### Problem
Exactly reproduce each line of the listing that follows.

### Materials provided
◇ ◇ ◇
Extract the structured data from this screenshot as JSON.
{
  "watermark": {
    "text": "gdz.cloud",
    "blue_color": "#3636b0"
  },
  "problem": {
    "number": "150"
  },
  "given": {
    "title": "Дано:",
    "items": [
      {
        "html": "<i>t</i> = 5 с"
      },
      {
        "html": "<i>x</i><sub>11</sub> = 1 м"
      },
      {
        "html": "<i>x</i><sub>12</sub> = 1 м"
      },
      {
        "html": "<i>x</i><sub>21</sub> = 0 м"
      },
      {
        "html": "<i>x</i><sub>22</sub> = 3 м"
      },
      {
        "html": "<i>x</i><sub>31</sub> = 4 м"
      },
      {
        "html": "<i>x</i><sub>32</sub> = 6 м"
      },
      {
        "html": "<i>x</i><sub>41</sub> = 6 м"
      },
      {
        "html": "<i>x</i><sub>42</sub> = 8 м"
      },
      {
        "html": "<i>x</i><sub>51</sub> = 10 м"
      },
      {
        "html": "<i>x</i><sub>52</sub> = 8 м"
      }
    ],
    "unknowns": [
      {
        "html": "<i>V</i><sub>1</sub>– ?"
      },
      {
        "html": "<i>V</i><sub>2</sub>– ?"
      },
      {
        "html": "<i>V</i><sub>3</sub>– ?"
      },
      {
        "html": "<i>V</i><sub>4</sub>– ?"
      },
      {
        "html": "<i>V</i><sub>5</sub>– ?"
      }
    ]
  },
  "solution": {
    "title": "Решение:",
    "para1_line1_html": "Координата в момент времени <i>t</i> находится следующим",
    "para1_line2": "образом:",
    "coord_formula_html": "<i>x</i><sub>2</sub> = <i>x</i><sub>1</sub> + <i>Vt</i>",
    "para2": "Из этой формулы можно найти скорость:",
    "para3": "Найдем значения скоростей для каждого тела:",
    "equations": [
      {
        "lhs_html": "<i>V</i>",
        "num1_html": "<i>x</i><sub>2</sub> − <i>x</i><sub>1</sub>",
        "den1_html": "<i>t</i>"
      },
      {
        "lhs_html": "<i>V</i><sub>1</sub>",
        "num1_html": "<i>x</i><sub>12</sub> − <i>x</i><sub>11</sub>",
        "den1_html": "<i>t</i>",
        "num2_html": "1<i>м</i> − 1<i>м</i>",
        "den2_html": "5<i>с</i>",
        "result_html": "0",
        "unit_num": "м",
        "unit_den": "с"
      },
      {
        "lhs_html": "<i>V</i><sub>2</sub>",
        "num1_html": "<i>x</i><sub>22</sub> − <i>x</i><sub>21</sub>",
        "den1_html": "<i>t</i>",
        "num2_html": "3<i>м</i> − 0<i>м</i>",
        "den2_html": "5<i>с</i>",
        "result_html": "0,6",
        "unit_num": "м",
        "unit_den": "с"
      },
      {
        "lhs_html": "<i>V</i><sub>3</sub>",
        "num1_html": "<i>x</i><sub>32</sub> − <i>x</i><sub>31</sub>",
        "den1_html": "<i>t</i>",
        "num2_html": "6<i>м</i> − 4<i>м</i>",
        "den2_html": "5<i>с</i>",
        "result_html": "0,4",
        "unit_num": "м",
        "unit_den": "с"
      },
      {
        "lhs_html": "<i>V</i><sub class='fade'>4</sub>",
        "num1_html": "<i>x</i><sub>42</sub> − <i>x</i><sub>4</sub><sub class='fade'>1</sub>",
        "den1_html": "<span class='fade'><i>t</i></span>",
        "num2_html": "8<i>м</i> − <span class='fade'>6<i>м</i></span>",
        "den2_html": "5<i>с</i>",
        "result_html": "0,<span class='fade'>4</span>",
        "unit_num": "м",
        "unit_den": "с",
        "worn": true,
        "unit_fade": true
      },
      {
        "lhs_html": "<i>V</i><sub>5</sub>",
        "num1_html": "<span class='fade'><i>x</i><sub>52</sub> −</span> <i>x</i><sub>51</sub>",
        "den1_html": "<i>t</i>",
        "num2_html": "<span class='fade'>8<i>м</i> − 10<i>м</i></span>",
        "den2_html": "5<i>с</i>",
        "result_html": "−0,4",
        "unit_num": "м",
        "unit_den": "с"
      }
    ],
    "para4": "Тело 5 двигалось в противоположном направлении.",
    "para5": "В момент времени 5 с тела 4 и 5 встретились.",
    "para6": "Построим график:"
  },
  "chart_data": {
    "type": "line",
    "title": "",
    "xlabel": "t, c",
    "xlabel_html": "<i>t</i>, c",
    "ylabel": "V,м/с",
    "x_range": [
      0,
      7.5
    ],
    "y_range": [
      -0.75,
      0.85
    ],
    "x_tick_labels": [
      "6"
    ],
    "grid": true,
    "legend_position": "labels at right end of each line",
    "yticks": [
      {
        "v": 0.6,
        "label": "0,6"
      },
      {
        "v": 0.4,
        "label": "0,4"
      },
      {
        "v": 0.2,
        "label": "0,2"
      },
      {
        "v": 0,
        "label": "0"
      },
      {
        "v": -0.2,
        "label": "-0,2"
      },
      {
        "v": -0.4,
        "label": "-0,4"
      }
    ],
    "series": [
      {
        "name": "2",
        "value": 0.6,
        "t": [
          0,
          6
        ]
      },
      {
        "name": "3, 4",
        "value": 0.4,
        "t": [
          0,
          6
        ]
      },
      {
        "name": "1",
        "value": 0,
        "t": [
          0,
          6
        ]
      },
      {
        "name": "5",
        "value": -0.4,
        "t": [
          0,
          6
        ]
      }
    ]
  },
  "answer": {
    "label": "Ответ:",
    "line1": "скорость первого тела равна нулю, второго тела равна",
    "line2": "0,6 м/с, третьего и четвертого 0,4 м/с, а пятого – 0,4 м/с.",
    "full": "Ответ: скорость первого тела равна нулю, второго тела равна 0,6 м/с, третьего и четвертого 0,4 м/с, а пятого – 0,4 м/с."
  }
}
◇ ◇ ◇
### Response to the exercise
Extract the structured data from this screenshot as JSON.
{
  "watermark": {
    "text": "gdz.cloud",
    "blue_color": "#3636b0"
  },
  "problem": {
    "number": "150"
  },
  "given": {
    "title": "Дано:",
    "items": [
      {
        "html": "<i>t</i> = 5 с"
      },
      {
        "html": "<i>x</i><sub>11</sub> = 1 м"
      },
      {
        "html": "<i>x</i><sub>12</sub> = 1 м"
      },
      {
        "html": "<i>x</i><sub>21</sub> = 0 м"
      },
      {
        "html": "<i>x</i><sub>22</sub> = 3 м"
      },
      {
        "html": "<i>x</i><sub>31</sub> = 4 м"
      },
      {
        "html": "<i>x</i><sub>32</sub> = 6 м"
      },
      {
        "html": "<i>x</i><sub>41</sub> = 6 м"
      },
      {
        "html": "<i>x</i><sub>42</sub> = 8 м"
      },
      {
        "html": "<i>x</i><sub>51</sub> = 10 м"
      },
      {
        "html": "<i>x</i><sub>52</sub> = 8 м"
      }
    ],
    "unknowns": [
      {
        "html": "<i>V</i><sub>1</sub>– ?"
      },
      {
        "html": "<i>V</i><sub>2</sub>– ?"
      },
      {
        "html": "<i>V</i><sub>3</sub>– ?"
      },
      {
        "html": "<i>V</i><sub>4</sub>– ?"
      },
      {
        "html": "<i>V</i><sub>5</sub>– ?"
      }
    ]
  },
  "solution": {
    "title": "Решение:",
    "para1_line1_html": "Координата в момент времени <i>t</i> находится следующим",
    "para1_line2": "образом:",
    "coord_formula_html": "<i>x</i><sub>2</sub> = <i>x</i><sub>1</sub> + <i>Vt</i>",
    "para2": "Из этой формулы можно найти скорость:",
    "para3": "Найдем значения скоростей для каждого тела:",
    "equations": [
      {
        "lhs_html": "<i>V</i>",
        "num1_html": "<i>x</i><sub>2</sub> − <i>x</i><sub>1</sub>",
        "den1_html": "<i>t</i>"
      },
      {
        "lhs_html": "<i>V</i><sub>1</sub>",
        "num1_html": "<i>x</i><sub>12</sub> − <i>x</i><sub>11</sub>",
        "den1_html": "<i>t</i>",
        "num2_html": "1<i>м</i> − 1<i>м</i>",
        "den2_html": "5<i>с</i>",
        "result_html": "0",
        "unit_num": "м",
        "unit_den": "с"
      },
      {
        "lhs_html": "<i>V</i><sub>2</sub>",
        "num1_html": "<i>x</i><sub>22</sub> − <i>x</i><sub>21</sub>",
        "den1_html": "<i>t</i>",
        "num2_html": "3<i>м</i> − 0<i>м</i>",
        "den2_html": "5<i>с</i>",
        "result_html": "0,6",
        "unit_num": "м",
        "unit_den": "с"
      },
      {
        "lhs_html": "<i>V</i><sub>3</sub>",
        "num1_html": "<i>x</i><sub>32</sub> − <i>x</i><sub>31</sub>",
        "den1_html": "<i>t</i>",
        "num2_html": "6<i>м</i> − 4<i>м</i>",
        "den2_html": "5<i>с</i>",
        "result_html": "0,4",
        "unit_num": "м",
        "unit_den": "с"
      },
      {
        "lhs_html": "<i>V</i><sub class='fade'>4</sub>",
        "num1_html": "<i>x</i><sub>42</sub> − <i>x</i><sub>4</sub><sub class='fade'>1</sub>",
        "den1_html": "<span class='fade'><i>t</i></span>",
        "num2_html": "8<i>м</i> − <span class='fade'>6<i>м</i></span>",
        "den2_html": "5<i>с</i>",
        "result_html": "0,<span class='fade'>4</span>",
        "unit_num": "м",
        "unit_den": "с",
        "worn": true,
        "unit_fade": true
      },
      {
        "lhs_html": "<i>V</i><sub>5</sub>",
        "num1_html": "<span class='fade'><i>x</i><sub>52</sub> −</span> <i>x</i><sub>51</sub>",
        "den1_html": "<i>t</i>",
        "num2_html": "<span class='fade'>8<i>м</i> − 10<i>м</i></span>",
        "den2_html": "5<i>с</i>",
        "result_html": "−0,4",
        "unit_num": "м",
        "unit_den": "с"
      }
    ],
    "para4": "Тело 5 двигалось в противоположном направлении.",
    "para5": "В момент времени 5 с тела 4 и 5 встретились.",
    "para6": "Построим график:"
  },
  "chart_data": {
    "type": "line",
    "title": "",
    "xlabel": "t, c",
    "xlabel_html": "<i>t</i>, c",
    "ylabel": "V,м/с",
    "x_range": [
      0,
      7.5
    ],
    "y_range": [
      -0.75,
      0.85
    ],
    "x_tick_labels": [
      "6"
    ],
    "grid": true,
    "legend_position": "labels at right end of each line",
    "yticks": [
      {
        "v": 0.6,
        "label": "0,6"
      },
      {
        "v": 0.4,
        "label": "0,4"
      },
      {
        "v": 0.2,
        "label": "0,2"
      },
      {
        "v": 0,
        "label": "0"
      },
      {
        "v": -0.2,
        "label": "-0,2"
      },
      {
        "v": -0.4,
        "label": "-0,4"
      }
    ],
    "series": [
      {
        "name": "2",
        "value": 0.6,
        "t": [
          0,
          6
        ]
      },
      {
        "name": "3, 4",
        "value": 0.4,
        "t": [
          0,
          6
        ]
      },
      {
        "name": "1",
        "value": 0,
        "t": [
          0,
          6
        ]
      },
      {
        "name": "5",
        "value": -0.4,
        "t": [
          0,
          6
        ]
      }
    ]
  },
  "answer": {
    "label": "Ответ:",
    "line1": "скорость первого тела равна нулю, второго тела равна",
    "line2": "0,6 м/с, третьего и четвертого 0,4 м/с, а пятого – 0,4 м/с.",
    "full": "Ответ: скорость первого тела равна нулю, второго тела равна 0,6 м/с, третьего и четвертого 0,4 м/с, а пятого – 0,4 м/с."
  }
}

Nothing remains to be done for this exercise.